Text for analysis:
____
Over time this has taken its toll. Young men and boys have lost their role models as
their elders refrain from following their nature and exhibiting chivalrous behaviour,
and those of the older generations to whom it is second nature are dying off.
One young man recently shared with me that he has not given up on chivalry. He has
always admired it and it is a part of who he is. He opens doors, pulls out chairs,
refers to his elders as "Sir" and "Ma'am" and allows ladies, children and the elderly
to go before him. He also shared a frustration with how his behaviour is perceived.
As an attractive young man, he stands out in most crowds. He has many female friends
who constantly tell him they love what a gentleman he is. Sadly, however, a few of
them have "warned" him that people will think he is too nice or homosexual because of
it. He said dating is difficult because his good manners are misconstrued as
weakness, and even shared a story of being out with a young woman at a club, and
having her tear into him for defending her from a guy who was not taking "No" for an
answer. He said the last thing he heard was "I CAN HANDLE THIS!" before she stormed off. Quite obviously she couldn't, and he had handled the situation calmly, but her
response told him very quickly that many young women are very conditional in their
preference for chivalry. This, too, I credit to a growing absence of feminine role
models who are able to illustrate for girls and young women that it is entirely
possible to be a strong woman, but also a gracious one who can and does appreciate
the acts of protectiveness and chivalry many men, young and old, still exhibit on a
daily basis.
This was just one of countless men I have heard from over the years who never lost
the meaning behind Chivalry. So take note, ladies, they are out there. And to their
credit, there are many women out there who truly understand the meaning of
Graciousness, who, like myself, still struggle with accepting compliments, but give
it their best, and most respectful attempt for the simple fact that a kind word
should never be fished for, and never be expected, but when received from someone
sincere, it is just as disrespectful to themselves as to the giver, to not accept it
with at least a smile and an equally sincere "Thank you." And NEVER be afraid to give
a man a compliment, if it is sincere and without agenda. Phony compliments are
recognizable a continent away.
____
Stored data entries:
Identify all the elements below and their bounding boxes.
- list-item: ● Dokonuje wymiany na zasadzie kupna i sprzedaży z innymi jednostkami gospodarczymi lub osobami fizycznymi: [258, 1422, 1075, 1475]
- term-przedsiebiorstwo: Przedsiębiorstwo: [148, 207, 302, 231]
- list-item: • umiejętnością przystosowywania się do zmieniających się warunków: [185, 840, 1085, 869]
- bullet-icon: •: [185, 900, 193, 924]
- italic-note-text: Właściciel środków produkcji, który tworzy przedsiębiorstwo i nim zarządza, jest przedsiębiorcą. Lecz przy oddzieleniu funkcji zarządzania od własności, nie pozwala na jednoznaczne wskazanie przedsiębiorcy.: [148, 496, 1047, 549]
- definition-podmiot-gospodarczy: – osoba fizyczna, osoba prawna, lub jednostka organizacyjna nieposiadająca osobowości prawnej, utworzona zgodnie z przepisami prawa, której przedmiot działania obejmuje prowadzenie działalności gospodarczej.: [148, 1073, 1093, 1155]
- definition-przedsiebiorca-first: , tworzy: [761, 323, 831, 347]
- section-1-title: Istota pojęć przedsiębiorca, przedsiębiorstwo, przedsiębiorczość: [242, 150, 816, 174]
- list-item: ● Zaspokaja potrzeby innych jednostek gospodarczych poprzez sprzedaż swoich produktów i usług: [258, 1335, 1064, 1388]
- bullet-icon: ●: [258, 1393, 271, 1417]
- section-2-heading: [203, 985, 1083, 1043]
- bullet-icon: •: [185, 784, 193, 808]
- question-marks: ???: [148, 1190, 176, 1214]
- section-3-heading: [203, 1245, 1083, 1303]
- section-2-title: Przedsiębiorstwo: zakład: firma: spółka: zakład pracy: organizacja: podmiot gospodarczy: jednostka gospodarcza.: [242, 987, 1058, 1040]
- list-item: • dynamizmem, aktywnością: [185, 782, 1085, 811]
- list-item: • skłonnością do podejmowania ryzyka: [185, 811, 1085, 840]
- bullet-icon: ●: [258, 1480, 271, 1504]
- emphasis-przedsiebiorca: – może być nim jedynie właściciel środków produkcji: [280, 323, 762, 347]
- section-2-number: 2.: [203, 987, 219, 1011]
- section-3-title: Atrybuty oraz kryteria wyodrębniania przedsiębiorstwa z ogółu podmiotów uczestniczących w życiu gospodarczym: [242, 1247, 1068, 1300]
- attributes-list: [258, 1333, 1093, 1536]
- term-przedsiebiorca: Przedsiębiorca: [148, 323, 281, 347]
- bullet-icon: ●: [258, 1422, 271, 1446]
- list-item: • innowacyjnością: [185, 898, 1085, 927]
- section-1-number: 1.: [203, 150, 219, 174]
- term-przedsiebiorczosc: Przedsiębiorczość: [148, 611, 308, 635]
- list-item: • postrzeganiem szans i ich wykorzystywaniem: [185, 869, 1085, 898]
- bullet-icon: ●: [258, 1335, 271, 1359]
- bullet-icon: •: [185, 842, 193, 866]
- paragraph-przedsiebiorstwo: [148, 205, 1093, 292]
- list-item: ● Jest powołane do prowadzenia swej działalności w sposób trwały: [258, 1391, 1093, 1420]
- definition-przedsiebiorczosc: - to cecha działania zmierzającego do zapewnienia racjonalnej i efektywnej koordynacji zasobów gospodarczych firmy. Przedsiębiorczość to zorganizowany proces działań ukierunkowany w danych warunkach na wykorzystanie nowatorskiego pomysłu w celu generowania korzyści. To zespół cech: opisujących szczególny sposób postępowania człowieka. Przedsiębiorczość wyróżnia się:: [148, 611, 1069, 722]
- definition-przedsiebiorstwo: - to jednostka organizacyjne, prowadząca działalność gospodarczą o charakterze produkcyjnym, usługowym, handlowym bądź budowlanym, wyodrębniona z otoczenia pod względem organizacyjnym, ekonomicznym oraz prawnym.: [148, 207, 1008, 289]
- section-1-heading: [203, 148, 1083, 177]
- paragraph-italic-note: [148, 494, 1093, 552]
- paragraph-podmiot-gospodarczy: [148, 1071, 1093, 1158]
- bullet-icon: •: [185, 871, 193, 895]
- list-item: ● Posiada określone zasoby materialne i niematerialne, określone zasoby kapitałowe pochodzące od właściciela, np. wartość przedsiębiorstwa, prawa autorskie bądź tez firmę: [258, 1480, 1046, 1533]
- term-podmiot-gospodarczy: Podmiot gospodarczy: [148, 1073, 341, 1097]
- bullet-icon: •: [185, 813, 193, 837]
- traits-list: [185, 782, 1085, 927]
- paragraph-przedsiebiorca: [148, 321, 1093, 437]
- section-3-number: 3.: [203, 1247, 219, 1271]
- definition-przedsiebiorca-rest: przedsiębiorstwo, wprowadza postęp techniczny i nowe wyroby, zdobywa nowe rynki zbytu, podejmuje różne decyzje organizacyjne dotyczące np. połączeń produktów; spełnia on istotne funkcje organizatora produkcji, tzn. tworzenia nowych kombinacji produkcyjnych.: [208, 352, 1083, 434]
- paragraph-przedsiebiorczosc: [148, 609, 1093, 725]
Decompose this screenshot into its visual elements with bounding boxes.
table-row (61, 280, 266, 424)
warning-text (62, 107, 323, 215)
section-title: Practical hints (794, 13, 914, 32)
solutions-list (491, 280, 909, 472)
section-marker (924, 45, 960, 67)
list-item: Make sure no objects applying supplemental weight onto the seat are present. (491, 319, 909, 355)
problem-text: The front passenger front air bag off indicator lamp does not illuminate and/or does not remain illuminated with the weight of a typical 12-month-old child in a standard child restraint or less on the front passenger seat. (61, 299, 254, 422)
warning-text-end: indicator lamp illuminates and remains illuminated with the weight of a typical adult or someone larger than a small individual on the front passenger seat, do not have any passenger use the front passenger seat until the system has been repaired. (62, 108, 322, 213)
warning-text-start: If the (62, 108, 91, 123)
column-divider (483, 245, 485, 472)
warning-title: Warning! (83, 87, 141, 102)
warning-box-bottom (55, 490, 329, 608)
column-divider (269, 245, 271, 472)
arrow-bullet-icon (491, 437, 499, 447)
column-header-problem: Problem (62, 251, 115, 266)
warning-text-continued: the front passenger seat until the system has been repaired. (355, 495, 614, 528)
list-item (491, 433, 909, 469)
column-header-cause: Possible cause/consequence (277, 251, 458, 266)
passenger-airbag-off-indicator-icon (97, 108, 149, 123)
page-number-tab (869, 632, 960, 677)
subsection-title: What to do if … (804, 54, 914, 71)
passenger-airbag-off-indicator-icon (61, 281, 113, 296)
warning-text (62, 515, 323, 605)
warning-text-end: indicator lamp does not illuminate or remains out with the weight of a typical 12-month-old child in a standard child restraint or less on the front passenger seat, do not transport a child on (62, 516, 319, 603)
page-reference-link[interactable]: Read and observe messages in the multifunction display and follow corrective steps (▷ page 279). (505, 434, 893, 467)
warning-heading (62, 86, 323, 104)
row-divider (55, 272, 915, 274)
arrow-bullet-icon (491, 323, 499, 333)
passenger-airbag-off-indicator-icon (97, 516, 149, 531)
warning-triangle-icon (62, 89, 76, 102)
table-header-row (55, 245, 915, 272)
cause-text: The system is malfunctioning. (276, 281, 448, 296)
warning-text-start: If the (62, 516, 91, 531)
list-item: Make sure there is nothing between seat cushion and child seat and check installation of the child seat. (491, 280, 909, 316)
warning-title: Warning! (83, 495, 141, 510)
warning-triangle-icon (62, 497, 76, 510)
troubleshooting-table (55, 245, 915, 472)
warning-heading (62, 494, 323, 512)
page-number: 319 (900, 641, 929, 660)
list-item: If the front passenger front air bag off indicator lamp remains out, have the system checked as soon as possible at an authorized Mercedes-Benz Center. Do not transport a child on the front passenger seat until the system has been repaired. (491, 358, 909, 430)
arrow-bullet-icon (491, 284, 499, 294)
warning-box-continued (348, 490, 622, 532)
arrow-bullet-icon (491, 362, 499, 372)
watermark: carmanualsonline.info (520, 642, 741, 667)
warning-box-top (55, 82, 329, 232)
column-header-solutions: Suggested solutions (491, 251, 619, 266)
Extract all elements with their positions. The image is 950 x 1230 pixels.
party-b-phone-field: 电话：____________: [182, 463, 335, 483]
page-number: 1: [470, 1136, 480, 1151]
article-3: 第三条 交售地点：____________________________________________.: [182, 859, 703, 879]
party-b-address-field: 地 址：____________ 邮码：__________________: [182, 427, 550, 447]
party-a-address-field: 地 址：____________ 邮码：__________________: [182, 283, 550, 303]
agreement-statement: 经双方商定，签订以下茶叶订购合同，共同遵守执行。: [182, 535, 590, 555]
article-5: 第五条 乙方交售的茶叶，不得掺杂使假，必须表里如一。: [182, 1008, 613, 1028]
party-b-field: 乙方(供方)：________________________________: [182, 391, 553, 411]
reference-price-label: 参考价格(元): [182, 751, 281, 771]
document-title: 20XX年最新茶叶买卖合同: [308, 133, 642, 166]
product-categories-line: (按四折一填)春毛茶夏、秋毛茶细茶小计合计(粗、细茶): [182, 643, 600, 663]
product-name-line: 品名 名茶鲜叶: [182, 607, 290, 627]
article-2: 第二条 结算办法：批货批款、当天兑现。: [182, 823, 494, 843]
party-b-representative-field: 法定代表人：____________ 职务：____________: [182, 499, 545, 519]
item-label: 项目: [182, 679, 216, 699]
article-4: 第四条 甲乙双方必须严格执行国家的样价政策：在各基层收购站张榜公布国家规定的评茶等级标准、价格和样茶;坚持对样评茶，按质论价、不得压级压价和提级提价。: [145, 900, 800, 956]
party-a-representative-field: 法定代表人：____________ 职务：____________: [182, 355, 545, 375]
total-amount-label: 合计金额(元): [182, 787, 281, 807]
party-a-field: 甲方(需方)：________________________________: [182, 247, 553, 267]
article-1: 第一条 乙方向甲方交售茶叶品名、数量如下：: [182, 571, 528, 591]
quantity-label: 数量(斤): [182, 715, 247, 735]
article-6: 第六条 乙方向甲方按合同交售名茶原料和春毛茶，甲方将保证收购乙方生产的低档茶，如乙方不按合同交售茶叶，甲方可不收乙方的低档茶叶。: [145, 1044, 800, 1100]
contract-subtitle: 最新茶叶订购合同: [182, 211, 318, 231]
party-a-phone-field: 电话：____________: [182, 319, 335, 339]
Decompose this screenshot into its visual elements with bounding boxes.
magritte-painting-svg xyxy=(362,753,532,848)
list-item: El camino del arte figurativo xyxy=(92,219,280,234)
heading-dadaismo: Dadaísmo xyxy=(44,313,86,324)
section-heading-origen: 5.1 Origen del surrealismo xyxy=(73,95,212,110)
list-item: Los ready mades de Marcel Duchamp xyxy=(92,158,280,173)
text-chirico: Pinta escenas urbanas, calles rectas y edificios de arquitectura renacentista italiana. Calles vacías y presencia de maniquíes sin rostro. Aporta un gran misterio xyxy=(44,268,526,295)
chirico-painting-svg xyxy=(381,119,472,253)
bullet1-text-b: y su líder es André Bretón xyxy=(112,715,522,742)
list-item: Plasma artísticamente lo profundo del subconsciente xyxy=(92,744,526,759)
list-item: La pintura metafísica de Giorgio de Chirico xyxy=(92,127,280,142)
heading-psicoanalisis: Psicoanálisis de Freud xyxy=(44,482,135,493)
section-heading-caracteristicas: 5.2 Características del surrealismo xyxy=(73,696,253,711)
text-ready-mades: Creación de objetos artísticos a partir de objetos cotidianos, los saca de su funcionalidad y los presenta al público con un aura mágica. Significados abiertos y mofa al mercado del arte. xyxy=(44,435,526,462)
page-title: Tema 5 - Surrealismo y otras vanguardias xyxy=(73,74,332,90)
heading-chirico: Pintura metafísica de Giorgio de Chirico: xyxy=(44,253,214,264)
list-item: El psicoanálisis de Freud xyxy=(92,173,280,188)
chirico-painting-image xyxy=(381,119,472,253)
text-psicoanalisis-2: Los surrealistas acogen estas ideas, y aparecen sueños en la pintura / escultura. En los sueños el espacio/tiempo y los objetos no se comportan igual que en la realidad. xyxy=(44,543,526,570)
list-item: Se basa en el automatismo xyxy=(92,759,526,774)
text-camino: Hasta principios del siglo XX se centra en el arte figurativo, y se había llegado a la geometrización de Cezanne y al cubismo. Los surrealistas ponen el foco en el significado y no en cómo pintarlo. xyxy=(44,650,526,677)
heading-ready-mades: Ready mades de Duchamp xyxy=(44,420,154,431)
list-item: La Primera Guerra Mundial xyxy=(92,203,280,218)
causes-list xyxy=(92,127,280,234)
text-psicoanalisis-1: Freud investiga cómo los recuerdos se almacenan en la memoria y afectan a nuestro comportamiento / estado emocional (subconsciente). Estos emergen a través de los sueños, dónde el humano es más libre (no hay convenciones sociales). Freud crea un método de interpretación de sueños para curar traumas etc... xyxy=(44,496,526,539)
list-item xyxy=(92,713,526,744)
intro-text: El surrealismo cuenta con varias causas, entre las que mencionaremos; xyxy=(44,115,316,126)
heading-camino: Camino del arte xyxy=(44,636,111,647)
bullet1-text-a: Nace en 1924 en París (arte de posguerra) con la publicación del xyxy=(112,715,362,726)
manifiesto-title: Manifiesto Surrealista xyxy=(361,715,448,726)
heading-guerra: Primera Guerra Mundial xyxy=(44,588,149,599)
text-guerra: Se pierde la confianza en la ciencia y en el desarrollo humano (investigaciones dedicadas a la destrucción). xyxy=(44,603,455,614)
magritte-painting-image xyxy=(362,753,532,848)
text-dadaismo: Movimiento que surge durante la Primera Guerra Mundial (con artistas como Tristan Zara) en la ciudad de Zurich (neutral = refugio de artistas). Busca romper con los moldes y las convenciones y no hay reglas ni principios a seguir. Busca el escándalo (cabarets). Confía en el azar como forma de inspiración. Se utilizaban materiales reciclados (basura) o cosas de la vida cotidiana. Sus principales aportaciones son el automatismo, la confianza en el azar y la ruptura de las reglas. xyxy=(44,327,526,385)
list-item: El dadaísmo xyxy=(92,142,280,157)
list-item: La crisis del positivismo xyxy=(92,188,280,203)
____
Work instructions:
Reproduce word for word the portion of the passage on chivalry that begins at the words "Over time this" and ends after the words "are dying off.".

Written solution:
Over time this has taken its toll. Young men and boys have lost their role models as
their elders refrain from following their nature and exhibiting chivalrous behaviour,
and those of the older generations to whom it is second nature are dying off.